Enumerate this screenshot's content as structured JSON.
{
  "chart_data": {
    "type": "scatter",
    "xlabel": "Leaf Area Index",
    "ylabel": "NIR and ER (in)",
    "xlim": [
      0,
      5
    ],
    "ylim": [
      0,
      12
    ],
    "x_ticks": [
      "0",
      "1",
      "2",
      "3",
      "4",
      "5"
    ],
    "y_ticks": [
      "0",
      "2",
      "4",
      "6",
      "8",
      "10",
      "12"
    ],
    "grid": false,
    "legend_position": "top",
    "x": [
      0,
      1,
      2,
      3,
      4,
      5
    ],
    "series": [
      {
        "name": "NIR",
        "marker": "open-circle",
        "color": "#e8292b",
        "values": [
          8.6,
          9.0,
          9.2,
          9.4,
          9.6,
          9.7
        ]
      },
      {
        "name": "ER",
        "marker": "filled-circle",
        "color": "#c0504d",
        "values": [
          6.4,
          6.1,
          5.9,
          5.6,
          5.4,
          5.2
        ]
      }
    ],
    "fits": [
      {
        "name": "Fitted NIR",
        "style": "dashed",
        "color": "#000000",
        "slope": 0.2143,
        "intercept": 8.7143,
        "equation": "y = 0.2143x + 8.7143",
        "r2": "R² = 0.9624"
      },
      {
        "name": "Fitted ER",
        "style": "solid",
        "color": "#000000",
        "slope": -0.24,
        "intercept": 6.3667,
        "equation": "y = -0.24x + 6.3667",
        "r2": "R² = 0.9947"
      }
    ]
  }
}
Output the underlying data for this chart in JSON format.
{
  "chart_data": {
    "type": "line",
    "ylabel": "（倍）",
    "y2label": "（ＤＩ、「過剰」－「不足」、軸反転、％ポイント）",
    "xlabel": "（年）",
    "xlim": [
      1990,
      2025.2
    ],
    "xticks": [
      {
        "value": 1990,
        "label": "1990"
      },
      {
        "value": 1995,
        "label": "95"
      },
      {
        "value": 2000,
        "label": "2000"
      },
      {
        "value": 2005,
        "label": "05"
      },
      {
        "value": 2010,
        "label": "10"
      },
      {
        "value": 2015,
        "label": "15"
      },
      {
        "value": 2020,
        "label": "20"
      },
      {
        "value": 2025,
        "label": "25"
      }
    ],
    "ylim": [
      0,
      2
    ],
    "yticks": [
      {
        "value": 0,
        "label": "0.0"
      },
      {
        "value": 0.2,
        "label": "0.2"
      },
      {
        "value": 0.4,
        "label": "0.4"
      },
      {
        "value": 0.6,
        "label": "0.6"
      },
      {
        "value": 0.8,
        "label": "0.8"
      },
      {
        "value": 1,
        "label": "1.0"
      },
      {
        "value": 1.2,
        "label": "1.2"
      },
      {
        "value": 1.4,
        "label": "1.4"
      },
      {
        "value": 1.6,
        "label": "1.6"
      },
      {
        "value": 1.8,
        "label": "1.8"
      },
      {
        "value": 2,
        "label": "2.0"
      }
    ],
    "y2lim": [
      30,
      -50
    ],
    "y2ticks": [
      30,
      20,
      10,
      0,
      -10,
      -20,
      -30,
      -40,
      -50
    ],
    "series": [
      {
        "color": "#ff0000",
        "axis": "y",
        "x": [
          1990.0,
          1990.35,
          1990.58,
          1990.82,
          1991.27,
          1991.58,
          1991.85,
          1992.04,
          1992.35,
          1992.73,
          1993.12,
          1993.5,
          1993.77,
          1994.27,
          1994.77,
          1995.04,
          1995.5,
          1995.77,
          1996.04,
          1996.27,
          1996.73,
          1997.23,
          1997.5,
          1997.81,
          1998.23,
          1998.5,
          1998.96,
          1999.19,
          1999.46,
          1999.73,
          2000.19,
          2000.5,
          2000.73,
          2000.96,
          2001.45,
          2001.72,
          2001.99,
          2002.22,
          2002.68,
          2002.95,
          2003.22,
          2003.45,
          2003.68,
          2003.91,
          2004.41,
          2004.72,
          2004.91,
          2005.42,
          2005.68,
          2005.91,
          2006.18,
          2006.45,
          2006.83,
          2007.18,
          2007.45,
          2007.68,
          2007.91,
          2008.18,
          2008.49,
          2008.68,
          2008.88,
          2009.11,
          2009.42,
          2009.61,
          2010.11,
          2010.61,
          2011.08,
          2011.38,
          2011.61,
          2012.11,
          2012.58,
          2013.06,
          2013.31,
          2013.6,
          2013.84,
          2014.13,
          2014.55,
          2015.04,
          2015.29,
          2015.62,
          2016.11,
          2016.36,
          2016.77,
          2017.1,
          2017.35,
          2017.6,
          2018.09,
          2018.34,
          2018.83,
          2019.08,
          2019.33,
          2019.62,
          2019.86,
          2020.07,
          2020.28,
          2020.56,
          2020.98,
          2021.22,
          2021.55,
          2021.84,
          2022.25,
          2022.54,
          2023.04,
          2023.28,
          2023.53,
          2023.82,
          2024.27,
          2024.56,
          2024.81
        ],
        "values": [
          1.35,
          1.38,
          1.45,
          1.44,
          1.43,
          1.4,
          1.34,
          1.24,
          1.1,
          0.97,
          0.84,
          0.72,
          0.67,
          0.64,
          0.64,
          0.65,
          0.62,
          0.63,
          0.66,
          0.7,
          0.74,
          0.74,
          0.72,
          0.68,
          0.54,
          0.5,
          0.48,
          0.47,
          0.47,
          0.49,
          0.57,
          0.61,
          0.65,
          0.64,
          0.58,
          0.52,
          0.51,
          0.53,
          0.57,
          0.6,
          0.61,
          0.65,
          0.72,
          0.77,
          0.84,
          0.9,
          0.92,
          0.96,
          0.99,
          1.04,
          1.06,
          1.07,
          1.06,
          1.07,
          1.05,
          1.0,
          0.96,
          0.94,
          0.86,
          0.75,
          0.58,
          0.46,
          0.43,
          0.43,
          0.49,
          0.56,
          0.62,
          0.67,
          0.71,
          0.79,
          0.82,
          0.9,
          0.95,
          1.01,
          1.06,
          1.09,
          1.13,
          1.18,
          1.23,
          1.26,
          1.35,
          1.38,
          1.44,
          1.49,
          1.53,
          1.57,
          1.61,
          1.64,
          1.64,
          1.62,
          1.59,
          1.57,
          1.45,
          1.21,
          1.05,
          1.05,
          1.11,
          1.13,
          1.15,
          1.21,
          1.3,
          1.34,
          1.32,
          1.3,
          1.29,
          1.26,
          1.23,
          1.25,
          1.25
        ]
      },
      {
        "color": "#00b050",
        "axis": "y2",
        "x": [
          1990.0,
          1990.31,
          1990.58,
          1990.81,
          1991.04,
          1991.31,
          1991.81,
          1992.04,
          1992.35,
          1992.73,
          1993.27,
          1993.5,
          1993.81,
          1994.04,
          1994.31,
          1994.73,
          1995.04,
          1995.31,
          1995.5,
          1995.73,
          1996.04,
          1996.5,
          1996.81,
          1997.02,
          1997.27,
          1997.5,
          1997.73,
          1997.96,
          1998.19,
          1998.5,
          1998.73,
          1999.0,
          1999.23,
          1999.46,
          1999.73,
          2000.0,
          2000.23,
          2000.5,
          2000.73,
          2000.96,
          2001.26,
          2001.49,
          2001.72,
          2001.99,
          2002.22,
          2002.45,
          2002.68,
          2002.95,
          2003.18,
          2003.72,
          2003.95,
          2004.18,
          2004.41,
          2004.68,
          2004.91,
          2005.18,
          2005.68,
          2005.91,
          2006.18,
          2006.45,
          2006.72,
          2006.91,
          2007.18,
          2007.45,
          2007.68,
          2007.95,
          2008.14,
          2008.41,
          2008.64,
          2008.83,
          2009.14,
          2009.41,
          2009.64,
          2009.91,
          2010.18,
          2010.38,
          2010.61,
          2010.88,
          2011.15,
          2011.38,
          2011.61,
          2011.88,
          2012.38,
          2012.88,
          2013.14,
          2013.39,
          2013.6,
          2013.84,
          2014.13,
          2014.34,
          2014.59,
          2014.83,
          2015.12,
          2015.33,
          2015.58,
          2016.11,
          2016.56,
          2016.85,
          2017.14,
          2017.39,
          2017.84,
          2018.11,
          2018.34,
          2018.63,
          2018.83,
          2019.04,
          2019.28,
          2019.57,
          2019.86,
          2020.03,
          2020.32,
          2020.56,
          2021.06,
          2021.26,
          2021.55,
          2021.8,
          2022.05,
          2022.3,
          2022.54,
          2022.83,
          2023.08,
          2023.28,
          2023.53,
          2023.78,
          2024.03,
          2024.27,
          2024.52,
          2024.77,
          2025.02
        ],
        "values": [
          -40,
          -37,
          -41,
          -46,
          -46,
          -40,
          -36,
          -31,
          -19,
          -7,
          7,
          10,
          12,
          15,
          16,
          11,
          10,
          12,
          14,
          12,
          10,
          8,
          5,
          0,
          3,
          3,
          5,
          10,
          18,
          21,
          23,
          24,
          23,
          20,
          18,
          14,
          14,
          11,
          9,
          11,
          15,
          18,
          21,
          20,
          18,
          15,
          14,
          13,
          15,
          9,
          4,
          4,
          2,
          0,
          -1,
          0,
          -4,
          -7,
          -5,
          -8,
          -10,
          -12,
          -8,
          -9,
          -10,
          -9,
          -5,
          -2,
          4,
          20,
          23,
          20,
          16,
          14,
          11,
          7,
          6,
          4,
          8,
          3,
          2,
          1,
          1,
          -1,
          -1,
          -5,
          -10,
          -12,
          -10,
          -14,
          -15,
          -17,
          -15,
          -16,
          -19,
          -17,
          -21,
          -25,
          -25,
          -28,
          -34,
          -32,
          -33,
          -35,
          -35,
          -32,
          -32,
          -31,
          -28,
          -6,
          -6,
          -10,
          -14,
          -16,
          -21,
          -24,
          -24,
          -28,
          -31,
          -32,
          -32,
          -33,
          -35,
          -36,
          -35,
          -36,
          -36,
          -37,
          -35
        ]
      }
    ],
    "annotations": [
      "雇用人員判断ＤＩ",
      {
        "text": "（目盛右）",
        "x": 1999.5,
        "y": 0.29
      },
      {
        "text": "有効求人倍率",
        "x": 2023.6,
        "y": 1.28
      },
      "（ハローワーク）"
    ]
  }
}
==============================
[PROBLEM DETAILS]: Return each line where "JSON" shows up.

[CORRECT RESPONSE]:
Enumerate this screenshot's content as structured JSON.
Output the underlying data for this chart in JSON format.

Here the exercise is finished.